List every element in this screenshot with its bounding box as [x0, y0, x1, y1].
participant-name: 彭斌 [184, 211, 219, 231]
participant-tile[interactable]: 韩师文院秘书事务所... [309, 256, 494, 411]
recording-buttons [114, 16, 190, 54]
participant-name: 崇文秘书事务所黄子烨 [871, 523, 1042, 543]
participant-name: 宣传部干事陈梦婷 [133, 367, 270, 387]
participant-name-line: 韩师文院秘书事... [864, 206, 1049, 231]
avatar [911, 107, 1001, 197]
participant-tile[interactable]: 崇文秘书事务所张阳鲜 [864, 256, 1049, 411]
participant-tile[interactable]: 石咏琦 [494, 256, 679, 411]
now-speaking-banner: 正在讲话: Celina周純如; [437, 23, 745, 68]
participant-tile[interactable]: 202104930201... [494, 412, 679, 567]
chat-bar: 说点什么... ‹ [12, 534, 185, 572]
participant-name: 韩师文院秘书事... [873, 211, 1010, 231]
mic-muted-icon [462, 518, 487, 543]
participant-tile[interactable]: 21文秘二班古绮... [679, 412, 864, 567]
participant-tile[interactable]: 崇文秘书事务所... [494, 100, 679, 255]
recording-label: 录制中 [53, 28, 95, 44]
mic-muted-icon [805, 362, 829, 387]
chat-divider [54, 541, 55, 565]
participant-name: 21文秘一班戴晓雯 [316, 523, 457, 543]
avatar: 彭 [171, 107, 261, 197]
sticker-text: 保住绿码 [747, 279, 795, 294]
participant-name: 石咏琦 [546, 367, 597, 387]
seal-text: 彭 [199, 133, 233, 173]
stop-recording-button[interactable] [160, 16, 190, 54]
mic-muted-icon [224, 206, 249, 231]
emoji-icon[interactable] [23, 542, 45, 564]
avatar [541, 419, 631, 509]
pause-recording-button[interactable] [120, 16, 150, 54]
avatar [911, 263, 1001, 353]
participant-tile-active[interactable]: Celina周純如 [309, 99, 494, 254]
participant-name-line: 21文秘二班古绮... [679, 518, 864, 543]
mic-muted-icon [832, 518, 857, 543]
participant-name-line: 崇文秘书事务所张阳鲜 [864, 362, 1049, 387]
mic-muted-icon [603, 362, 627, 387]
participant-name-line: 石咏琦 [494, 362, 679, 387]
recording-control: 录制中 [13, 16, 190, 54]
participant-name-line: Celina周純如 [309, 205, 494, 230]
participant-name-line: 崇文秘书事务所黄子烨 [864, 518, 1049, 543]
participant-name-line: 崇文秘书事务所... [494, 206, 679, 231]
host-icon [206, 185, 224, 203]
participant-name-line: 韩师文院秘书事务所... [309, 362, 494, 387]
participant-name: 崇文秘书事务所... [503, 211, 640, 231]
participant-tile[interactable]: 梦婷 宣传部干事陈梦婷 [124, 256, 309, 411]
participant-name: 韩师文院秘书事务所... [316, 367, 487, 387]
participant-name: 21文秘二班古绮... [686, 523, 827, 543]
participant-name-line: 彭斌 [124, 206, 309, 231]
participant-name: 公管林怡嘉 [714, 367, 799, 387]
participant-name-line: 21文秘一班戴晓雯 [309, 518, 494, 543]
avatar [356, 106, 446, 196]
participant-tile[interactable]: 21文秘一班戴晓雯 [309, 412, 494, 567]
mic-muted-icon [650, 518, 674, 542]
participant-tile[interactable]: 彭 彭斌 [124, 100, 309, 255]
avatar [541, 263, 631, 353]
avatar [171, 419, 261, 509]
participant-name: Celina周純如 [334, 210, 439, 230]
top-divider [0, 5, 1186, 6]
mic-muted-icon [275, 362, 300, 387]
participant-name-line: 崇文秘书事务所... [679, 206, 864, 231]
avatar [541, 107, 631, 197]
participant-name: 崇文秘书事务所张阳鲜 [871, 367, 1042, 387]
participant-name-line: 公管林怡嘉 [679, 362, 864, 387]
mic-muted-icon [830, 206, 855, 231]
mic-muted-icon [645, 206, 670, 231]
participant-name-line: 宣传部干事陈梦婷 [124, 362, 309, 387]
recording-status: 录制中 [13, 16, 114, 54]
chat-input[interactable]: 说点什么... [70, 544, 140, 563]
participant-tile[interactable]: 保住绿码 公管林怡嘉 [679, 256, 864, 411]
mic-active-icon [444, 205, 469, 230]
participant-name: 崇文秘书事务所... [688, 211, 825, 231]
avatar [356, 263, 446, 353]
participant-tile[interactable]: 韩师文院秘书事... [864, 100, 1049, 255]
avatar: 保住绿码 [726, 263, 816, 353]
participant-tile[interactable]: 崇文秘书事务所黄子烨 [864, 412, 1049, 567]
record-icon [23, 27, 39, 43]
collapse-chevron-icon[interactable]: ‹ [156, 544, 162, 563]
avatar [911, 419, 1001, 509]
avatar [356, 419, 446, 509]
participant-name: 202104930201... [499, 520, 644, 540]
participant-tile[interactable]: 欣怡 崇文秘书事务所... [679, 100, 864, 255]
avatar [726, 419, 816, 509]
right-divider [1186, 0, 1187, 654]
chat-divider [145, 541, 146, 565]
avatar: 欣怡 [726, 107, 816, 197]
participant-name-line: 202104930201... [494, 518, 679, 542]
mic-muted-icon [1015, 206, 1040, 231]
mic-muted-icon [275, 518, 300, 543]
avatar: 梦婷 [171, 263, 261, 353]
-=-=-
## DESCRIPTION OF THE TASK:
Give these lines again, switching "mic-muted-icon" to "mic-off-icon" and leaving everything else the same.

## ANSWER:
List every element in this screenshot with its bounding box as [x0, y0, x1, y1].
participant-name: 彭斌 [184, 211, 219, 231]
participant-tile[interactable]: 韩师文院秘书事务所... [309, 256, 494, 411]
recording-buttons [114, 16, 190, 54]
participant-name: 崇文秘书事务所黄子烨 [871, 523, 1042, 543]
participant-name: 宣传部干事陈梦婷 [133, 367, 270, 387]
participant-name-line: 韩师文院秘书事... [864, 206, 1049, 231]
avatar [911, 107, 1001, 197]
participant-tile[interactable]: 崇文秘书事务所张阳鲜 [864, 256, 1049, 411]
participant-tile[interactable]: 石咏琦 [494, 256, 679, 411]
now-speaking-banner: 正在讲话: Celina周純如; [437, 23, 745, 68]
participant-tile[interactable]: 202104930201... [494, 412, 679, 567]
chat-bar: 说点什么... ‹ [12, 534, 185, 572]
participant-name: 韩师文院秘书事... [873, 211, 1010, 231]
mic-off-icon [462, 518, 487, 543]
participant-tile[interactable]: 21文秘二班古绮... [679, 412, 864, 567]
participant-tile[interactable]: 崇文秘书事务所... [494, 100, 679, 255]
recording-label: 录制中 [53, 28, 95, 44]
mic-off-icon [805, 362, 829, 387]
chat-divider [54, 541, 55, 565]
participant-name: 21文秘一班戴晓雯 [316, 523, 457, 543]
avatar: 彭 [171, 107, 261, 197]
sticker-text: 保住绿码 [747, 279, 795, 294]
participant-name: 石咏琦 [546, 367, 597, 387]
seal-text: 彭 [199, 133, 233, 173]
stop-recording-button[interactable] [160, 16, 190, 54]
mic-off-icon [224, 206, 249, 231]
emoji-icon[interactable] [23, 542, 45, 564]
avatar [541, 419, 631, 509]
pause-recording-button[interactable] [120, 16, 150, 54]
avatar [911, 263, 1001, 353]
participant-tile-active[interactable]: Celina周純如 [309, 99, 494, 254]
participant-name-line: 21文秘二班古绮... [679, 518, 864, 543]
mic-off-icon [832, 518, 857, 543]
participant-name-line: 崇文秘书事务所张阳鲜 [864, 362, 1049, 387]
mic-off-icon [603, 362, 627, 387]
participant-name-line: 石咏琦 [494, 362, 679, 387]
recording-control: 录制中 [13, 16, 190, 54]
participant-name-line: Celina周純如 [309, 205, 494, 230]
participant-name-line: 崇文秘书事务所黄子烨 [864, 518, 1049, 543]
participant-name-line: 崇文秘书事务所... [494, 206, 679, 231]
host-icon [206, 185, 224, 203]
participant-name-line: 韩师文院秘书事务所... [309, 362, 494, 387]
participant-name: 崇文秘书事务所... [503, 211, 640, 231]
participant-tile[interactable]: 梦婷 宣传部干事陈梦婷 [124, 256, 309, 411]
participant-name: 韩师文院秘书事务所... [316, 367, 487, 387]
participant-name: 21文秘二班古绮... [686, 523, 827, 543]
participant-name-line: 彭斌 [124, 206, 309, 231]
participant-name: 公管林怡嘉 [714, 367, 799, 387]
participant-name-line: 21文秘一班戴晓雯 [309, 518, 494, 543]
avatar [356, 106, 446, 196]
participant-tile[interactable]: 21文秘一班戴晓雯 [309, 412, 494, 567]
mic-off-icon [650, 518, 674, 542]
participant-tile[interactable]: 彭 彭斌 [124, 100, 309, 255]
avatar [541, 263, 631, 353]
avatar [171, 419, 261, 509]
participant-name: Celina周純如 [334, 210, 439, 230]
top-divider [0, 5, 1186, 6]
mic-off-icon [275, 362, 300, 387]
participant-name-line: 崇文秘书事务所... [679, 206, 864, 231]
avatar [541, 107, 631, 197]
participant-name: 崇文秘书事务所张阳鲜 [871, 367, 1042, 387]
participant-name-line: 公管林怡嘉 [679, 362, 864, 387]
mic-off-icon [830, 206, 855, 231]
mic-off-icon [645, 206, 670, 231]
participant-name-line: 宣传部干事陈梦婷 [124, 362, 309, 387]
recording-status: 录制中 [13, 16, 114, 54]
chat-input[interactable]: 说点什么... [70, 544, 140, 563]
participant-tile[interactable]: 保住绿码 公管林怡嘉 [679, 256, 864, 411]
mic-active-icon [444, 205, 469, 230]
participant-name: 崇文秘书事务所... [688, 211, 825, 231]
avatar [356, 263, 446, 353]
participant-tile[interactable]: 韩师文院秘书事... [864, 100, 1049, 255]
avatar: 保住绿码 [726, 263, 816, 353]
participant-tile[interactable]: 崇文秘书事务所黄子烨 [864, 412, 1049, 567]
record-icon [23, 27, 39, 43]
collapse-chevron-icon[interactable]: ‹ [156, 544, 162, 563]
avatar [911, 419, 1001, 509]
avatar [356, 419, 446, 509]
participant-name: 202104930201... [499, 520, 644, 540]
participant-tile[interactable]: 欣怡 崇文秘书事务所... [679, 100, 864, 255]
avatar [726, 419, 816, 509]
right-divider [1186, 0, 1187, 654]
chat-divider [145, 541, 146, 565]
avatar: 欣怡 [726, 107, 816, 197]
participant-name-line: 202104930201... [494, 518, 679, 542]
mic-off-icon [1015, 206, 1040, 231]
mic-off-icon [275, 518, 300, 543]
avatar: 梦婷 [171, 263, 261, 353]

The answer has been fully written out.